William Mervyn Pickwoad (3 January 1912 – 6 August 1976) was an English actor best known for his portrayal of the bishop in the clerical comedy All Gas and Gaiters, the old gentleman in The Railway Children and Inspector Charles Rose in The Odd Man and its sequels.

Life and career
Mervyn was born in Nairobi, British East Africa, but educated in Britain at Forest School, Snaresbrook, before embarking on a stage career, spending five years in provincial theatre. He made his West End debut in The Guinea Pig at the Criterion Theatre in 1946, before parts in plays such as Lend Me Robin at the Embassy Theatre, the comedy Ring Round the Moon, The Mortimer Touch, A Woman of No Importance by Oscar Wilde at the Savoy Theatre in 1953 and Charley's Aunt.

Mervyn's later stage roles included those of O'Trigger in The Rivals, Lord Greenham in the comedy Aren't We All? and Sir Patrick Cullen in The Doctor's Dilemma. Although he was admired in the theatre, it was with television that he became really well known. One of his first major small screen roles was Sir Hector in the 1962 series Saki. Four years later, he played the Bishop of St. Ogg's in the comedy series All Gas and Gaiters. It was, at that time, breaking with tradition, allowing a laugh at the expense of the established church.

Collected data ▸
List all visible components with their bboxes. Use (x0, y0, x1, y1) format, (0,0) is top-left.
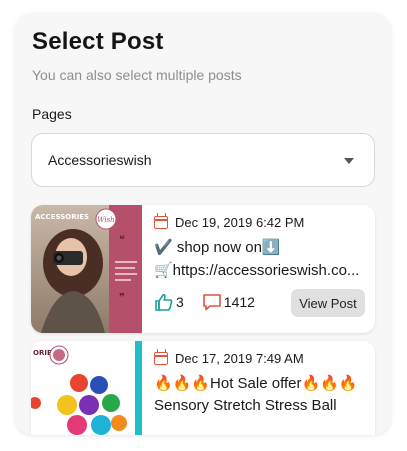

Your task ▸
From the William Mervyn passage, return word for word the stretch starting at "Life and career" and ending at "and Charley's Aunt.".

Answer for the task ▸
Life and career
Mervyn was born in Nairobi, British East Africa, but educated in Britain at Forest School, Snaresbrook, before embarking on a stage career, spending five years in provincial theatre. He made his West End debut in The Guinea Pig at the Criterion Theatre in 1946, before parts in plays such as Lend Me Robin at the Embassy Theatre, the comedy Ring Round the Moon, The Mortimer Touch, A Woman of No Importance by Oscar Wilde at the Savoy Theatre in 1953 and Charley's Aunt.